• _課題一覧_:
(A) コピルアクの輸出ライセンスを扱った本文から、「コピルアックブロク画像」から「いものではないかと思います。」までの部分を一字一句違えずに書き写してください。
(B) インドネシアの貿易ライセンスについての本文を、最後の文の続きから書き進めてください。

• _本文_:
------------

コピルアックブロク画像

コピルアクのビジネスに見るインドネシアのビジネス

2014.9.24

コピルアクのビジネスを始める際に最も苦労したことは「貿易ライセンスの取得」でした。特にコーヒーはインドネシア各地であれだけ収穫されているにもかかわらず、新規の輸出業者の参入は事実上出来ない状態。つまりコーヒーは輸出がライセンス制になっているため、ライセンスが下りないのであります。

 

このライセンスを管轄しているのはいわゆる商業省というところで、かなり特殊な方法使いコーヒーの輸出ライセンスを獲得することが出来たのですが、そもそも貿易ライセンスという制度は日本には無い為、日本人には理解しづらいものではないかと思います。

 

一般的な感覚では「東南アジアは諸事において緩い国」と思われる方もいらっしゃるでしょう。何でも金で解決できる、手続きがラフ・・・・といったところでしょうか。

 

ところが実情はその逆です。例えばアメリカやヨーロッパなどは厳格な規制がかかっているように見えますが、輸出入でライセンスが必要になるケースはごくまれで、きちんと税関で申告を行えばたいがいのものは輸出入ができます。

 

ところが東南アジアの多くの国はそもそも個人が商業用貨物の輸出入を出来ない場合が多く、例えば衣類や雑貨類のようなものでも数量が個人使用の量を超えていると税関が判断すれば、その荷物は通関できずに税関でストップしてしまいます。

------------

• _抽出資料_:
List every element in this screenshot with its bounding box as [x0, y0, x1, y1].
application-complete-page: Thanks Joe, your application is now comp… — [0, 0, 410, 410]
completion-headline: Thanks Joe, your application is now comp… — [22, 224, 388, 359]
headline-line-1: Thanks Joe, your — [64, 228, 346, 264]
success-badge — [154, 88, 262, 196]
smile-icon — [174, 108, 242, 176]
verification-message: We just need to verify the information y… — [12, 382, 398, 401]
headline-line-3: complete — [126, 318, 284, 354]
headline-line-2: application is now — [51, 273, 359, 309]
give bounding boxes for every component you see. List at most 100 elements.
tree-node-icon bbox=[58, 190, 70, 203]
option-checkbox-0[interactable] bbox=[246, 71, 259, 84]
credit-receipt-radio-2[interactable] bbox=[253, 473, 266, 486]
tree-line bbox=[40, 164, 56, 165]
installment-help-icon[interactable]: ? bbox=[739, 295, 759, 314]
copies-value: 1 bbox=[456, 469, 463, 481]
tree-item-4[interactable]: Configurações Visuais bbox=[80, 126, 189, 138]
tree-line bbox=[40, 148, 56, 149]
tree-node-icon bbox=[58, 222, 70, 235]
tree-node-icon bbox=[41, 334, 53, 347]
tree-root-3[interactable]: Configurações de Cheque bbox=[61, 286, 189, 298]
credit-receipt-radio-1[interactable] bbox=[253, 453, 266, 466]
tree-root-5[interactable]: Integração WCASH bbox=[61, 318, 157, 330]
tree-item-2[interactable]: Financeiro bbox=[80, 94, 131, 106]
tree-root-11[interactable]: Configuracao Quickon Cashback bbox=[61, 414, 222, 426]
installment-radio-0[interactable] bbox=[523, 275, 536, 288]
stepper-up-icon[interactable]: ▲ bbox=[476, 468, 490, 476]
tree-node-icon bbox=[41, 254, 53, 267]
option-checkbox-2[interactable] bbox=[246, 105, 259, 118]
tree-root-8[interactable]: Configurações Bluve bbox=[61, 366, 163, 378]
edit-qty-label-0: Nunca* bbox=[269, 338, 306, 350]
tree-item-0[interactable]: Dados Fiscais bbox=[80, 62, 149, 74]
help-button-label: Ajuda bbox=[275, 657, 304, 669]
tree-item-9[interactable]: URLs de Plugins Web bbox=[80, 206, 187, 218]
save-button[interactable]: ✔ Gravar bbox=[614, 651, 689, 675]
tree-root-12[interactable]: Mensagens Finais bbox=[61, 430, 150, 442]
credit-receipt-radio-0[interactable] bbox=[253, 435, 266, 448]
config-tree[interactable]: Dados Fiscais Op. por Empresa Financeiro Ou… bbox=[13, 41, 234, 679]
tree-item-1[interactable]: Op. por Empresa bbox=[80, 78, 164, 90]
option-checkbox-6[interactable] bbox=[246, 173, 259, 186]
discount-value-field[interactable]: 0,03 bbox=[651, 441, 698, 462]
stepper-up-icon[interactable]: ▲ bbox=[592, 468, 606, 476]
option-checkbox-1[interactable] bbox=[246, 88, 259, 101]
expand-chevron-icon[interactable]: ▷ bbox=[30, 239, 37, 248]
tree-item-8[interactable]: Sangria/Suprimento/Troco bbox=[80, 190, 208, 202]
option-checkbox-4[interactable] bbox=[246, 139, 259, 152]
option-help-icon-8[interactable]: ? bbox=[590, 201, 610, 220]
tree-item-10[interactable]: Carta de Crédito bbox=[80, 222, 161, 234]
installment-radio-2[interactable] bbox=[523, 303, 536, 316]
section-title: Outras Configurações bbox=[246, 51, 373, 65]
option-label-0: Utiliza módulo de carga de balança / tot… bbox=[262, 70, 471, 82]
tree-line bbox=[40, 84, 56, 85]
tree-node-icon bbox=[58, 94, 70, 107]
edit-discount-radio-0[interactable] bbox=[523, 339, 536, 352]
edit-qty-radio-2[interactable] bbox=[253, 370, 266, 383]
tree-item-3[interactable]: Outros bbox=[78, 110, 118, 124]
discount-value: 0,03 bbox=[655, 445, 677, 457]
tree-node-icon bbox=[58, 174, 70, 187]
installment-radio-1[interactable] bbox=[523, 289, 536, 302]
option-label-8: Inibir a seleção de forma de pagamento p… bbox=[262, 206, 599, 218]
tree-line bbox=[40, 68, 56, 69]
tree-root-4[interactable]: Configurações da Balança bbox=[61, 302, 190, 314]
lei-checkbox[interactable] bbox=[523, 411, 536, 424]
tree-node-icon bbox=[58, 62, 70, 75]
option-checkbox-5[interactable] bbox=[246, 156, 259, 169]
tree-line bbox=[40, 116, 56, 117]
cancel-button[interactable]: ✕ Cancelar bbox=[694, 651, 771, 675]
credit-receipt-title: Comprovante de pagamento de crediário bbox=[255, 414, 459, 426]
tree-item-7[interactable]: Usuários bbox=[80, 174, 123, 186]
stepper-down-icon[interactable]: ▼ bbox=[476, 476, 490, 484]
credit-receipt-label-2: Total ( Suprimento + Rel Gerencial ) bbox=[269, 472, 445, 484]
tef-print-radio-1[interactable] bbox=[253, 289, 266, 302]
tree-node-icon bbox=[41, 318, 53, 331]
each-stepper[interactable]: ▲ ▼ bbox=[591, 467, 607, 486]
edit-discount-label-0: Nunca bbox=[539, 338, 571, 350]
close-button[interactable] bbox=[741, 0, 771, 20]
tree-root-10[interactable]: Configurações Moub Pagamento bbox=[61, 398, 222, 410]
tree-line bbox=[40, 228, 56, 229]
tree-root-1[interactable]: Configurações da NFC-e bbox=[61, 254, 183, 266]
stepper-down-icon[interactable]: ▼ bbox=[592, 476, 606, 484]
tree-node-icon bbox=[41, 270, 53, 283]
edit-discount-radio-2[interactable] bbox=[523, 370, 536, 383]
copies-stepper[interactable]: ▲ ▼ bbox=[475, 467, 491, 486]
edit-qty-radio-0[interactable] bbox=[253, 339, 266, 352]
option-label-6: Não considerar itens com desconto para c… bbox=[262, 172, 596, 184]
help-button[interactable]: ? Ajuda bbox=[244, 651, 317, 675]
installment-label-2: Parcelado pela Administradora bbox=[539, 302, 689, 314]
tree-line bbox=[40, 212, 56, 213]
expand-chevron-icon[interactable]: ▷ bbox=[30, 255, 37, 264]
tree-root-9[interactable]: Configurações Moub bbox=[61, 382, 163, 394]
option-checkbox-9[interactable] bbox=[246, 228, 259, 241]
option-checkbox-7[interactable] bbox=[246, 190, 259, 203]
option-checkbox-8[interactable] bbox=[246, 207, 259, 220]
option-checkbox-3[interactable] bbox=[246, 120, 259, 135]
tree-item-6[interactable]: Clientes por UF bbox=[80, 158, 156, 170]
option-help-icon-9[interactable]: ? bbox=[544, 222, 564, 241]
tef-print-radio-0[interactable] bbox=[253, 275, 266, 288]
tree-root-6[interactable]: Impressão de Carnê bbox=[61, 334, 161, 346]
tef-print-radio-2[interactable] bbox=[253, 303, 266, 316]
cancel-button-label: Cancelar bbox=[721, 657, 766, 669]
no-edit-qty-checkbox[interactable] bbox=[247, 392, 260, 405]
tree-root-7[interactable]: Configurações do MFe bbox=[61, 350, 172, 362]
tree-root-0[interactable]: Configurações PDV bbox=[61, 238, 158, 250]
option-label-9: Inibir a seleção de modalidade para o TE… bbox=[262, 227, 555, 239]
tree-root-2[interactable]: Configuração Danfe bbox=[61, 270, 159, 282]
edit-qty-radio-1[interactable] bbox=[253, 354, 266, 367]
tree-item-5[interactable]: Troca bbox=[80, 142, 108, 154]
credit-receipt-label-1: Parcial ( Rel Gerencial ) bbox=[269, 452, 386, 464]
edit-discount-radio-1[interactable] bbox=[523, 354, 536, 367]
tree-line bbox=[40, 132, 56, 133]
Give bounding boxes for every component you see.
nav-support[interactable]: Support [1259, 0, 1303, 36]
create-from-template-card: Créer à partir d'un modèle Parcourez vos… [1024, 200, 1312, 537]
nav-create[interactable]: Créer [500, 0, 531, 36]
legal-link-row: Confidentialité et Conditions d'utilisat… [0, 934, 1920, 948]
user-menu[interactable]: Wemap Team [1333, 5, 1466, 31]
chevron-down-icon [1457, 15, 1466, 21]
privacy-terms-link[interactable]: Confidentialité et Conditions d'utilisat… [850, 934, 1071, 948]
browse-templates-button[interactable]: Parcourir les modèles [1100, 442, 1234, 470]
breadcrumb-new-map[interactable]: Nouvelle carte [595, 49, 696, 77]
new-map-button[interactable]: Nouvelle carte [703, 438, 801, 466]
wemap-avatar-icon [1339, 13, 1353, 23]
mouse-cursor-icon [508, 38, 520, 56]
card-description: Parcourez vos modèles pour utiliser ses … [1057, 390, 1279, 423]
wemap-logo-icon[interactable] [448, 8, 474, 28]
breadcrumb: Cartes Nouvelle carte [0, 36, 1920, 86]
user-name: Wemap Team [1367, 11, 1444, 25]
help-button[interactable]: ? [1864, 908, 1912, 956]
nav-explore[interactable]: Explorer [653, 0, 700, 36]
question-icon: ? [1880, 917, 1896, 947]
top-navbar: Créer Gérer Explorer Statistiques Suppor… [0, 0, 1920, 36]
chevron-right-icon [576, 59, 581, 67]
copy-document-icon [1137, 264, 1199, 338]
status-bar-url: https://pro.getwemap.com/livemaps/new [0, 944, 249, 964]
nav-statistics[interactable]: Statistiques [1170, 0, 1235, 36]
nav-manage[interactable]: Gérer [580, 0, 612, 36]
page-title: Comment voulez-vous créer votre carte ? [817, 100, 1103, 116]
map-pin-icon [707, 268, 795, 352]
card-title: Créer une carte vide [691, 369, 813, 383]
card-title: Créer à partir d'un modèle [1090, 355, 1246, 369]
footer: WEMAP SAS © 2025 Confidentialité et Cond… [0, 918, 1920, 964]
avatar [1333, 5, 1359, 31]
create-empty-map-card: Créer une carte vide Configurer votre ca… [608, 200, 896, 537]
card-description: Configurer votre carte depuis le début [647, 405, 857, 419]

------------

• _解答_:
(A)
コピルアックブロク画像

コピルアクのビジネスに見るインドネシアのビジネス

2014.9.24

コピルアクのビジネスを始める際に最も苦労したことは「貿易ライセンスの取得」でした。特にコーヒーはインドネシア各地であれだけ収穫されているにもかかわらず、新規の輸出業者の参入は事実上出来ない状態。つまりコーヒーは輸出がライセンス制になっているため、ライセンスが下りないのであります。

 

このライセンスを管轄しているのはいわゆる商業省というところで、かなり特殊な方法使いコーヒーの輸出ライセンスを獲得することが出来たのですが、そもそも貿易ライセンスという制度は日本には無い為、日本人には理解しづらいものではないかと思います。

(B)
ここら辺の厳しさではインドネシアは東南アジアの中でもかなり厳しいほうに位置するのではないでしょうか。弊社は貿易業を生業としているため、貿易に関するお問い合わせをいただくことが多いのですが、初めてインドネシアの輸出入を経験される方にこの話、つまり「インドネシア側の企業が貿易のライセンスを持っていないと何もできない」という話をいたしますと、みなさん一様に「お金で解決できないの?」といわれます。

 

私の聞いた話によりますと、10年位前までのインドネシアは、ここら辺はかなりルーズで、お金があればよほどのものでもない限り通関できるという状態だったようですが、今では普通の会社が税関を丸め込んで特別なルートで通関できるというのは、ほぼ不可能に近いと言っていいでしょう。

 

とはいうものの、私がコピルアクの精製をしている中部ジャワのPatiで日本の中古車を見ることが希にあります。古いカローラなどはたまに見ますが、これはひょっとしたらそれこそ10年以上前にコッソリ輸入された可能性もあるのですが、「日産のエルグランド」を見た時はさすがに驚きました。

 

ただし、この車を輸入した人はPatiの警察の上層部の人。豪邸に住み、使用人を数人雇いこの世の極楽を享受しているタイプの人です。かなりの力が無いとこういったことは出来ないでしょう。車に限らず、「これはどうやって輸入したんだろう?」というものもしばしば見かけます。コピー機やパソコンです。

 

中古品として輸入が認められているのは、重機のように人間の力では対応できないものに限られているはずなのですが、こういった中古品が輸入されている場合はおそらく特別なルートを利用していて、権限を与えた人にも利益が落ちるような仕組みになっているはずです。

 

ところで今度のインドネシアの新大統領、ジョゴウィ氏は多少保護貿易政策をとる傾向があり、しかも賄賂嫌いときています。さらに大統領が変わると権力の構図も変わってくるため、今まで作り上げた商流が保てなくなるという懸念も出てくるのではないでしょうか。

 

幸い私たちは、アブナイ貿易は行っていないので、新大統領が変わることによる影響というのはほとんどないとみていますが、戦々恐々としている人々は沢山いるかもしれませんね。選挙戦当初ジョゴウィ氏が絶対的に優勢と見られていた大統領選ですが、中盤以降はライバルのプロボウォ氏がかなり巻き返し、蓋を開ければたったの5ポイント差だったというのも、何か不自然な感じは否めません。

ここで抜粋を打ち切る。